--- start of Material provided ---
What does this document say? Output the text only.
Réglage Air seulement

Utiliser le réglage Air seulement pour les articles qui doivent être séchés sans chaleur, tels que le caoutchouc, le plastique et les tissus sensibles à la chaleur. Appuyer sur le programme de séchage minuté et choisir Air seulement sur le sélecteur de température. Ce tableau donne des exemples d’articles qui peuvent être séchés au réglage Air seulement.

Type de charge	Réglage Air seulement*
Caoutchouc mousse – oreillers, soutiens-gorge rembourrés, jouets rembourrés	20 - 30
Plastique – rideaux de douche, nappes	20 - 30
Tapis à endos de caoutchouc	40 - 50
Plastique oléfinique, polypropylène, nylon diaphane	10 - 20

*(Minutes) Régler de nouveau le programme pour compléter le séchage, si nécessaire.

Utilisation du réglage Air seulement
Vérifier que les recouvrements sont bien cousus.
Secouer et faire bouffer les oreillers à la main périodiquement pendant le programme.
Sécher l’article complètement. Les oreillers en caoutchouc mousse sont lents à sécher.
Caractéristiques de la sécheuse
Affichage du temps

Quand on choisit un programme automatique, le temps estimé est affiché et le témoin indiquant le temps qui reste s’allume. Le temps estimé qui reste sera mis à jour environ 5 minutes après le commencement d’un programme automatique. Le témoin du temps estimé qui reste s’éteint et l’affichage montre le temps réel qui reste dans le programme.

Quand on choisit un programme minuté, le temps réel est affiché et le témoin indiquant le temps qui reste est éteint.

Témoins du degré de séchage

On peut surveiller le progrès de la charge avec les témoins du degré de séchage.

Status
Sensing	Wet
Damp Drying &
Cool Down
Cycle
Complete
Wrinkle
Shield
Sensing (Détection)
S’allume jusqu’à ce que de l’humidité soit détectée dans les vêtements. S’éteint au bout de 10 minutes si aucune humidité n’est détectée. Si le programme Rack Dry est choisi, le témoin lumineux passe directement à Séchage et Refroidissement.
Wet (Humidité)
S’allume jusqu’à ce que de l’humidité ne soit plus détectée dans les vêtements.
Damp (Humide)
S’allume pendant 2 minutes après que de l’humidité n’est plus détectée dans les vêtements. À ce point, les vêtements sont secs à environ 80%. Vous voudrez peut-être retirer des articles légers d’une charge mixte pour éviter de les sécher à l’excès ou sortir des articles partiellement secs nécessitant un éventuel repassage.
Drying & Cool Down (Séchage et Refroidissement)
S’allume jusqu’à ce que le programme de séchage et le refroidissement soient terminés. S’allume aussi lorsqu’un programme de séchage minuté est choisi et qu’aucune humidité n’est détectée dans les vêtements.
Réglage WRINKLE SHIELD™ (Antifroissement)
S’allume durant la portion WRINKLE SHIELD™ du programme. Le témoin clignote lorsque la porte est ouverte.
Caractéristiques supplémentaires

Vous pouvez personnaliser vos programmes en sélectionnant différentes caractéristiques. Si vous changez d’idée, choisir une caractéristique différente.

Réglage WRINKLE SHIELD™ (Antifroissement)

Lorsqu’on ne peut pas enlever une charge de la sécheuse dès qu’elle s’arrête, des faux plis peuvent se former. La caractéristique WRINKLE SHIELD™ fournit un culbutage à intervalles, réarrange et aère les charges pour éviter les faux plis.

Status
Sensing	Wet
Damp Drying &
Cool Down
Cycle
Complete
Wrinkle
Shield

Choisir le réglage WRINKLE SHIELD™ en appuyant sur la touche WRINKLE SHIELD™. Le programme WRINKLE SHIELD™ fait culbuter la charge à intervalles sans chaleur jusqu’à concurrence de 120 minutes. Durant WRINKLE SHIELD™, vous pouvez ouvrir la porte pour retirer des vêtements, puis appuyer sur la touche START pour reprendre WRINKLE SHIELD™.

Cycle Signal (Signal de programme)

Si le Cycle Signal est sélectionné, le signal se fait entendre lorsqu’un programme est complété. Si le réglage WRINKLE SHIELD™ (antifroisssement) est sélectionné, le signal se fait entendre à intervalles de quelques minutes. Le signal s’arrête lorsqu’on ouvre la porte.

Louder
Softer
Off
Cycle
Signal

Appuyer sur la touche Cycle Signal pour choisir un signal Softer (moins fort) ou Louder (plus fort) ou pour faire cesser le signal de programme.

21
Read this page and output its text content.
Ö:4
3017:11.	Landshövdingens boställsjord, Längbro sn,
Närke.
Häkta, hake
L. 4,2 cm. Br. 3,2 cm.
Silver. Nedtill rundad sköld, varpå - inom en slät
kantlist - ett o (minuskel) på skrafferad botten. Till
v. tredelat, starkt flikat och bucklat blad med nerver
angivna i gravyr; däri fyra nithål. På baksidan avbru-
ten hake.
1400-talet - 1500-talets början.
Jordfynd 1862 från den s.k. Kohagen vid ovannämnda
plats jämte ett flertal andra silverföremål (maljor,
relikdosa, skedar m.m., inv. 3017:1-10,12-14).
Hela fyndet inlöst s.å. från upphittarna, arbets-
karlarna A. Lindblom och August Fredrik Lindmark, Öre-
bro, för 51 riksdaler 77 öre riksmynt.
--- end of Material provided ---
— Problem description —
Find the line that contains "Read this page and output its text content.". Repeat it and every line after it, exactly as written, up to and including the last line of the records above.

— Exercise response —
Read this page and output its text content.
Ö:4
3017:11.	Landshövdingens boställsjord, Längbro sn,
Närke.
Häkta, hake
L. 4,2 cm. Br. 3,2 cm.
Silver. Nedtill rundad sköld, varpå - inom en slät
kantlist - ett o (minuskel) på skrafferad botten. Till
v. tredelat, starkt flikat och bucklat blad med nerver
angivna i gravyr; däri fyra nithål. På baksidan avbru-
ten hake.
1400-talet - 1500-talets början.
Jordfynd 1862 från den s.k. Kohagen vid ovannämnda
plats jämte ett flertal andra silverföremål (maljor,
relikdosa, skedar m.m., inv. 3017:1-10,12-14).
Hela fyndet inlöst s.å. från upphittarna, arbets-
karlarna A. Lindblom och August Fredrik Lindmark, Öre-
bro, för 51 riksdaler 77 öre riksmynt.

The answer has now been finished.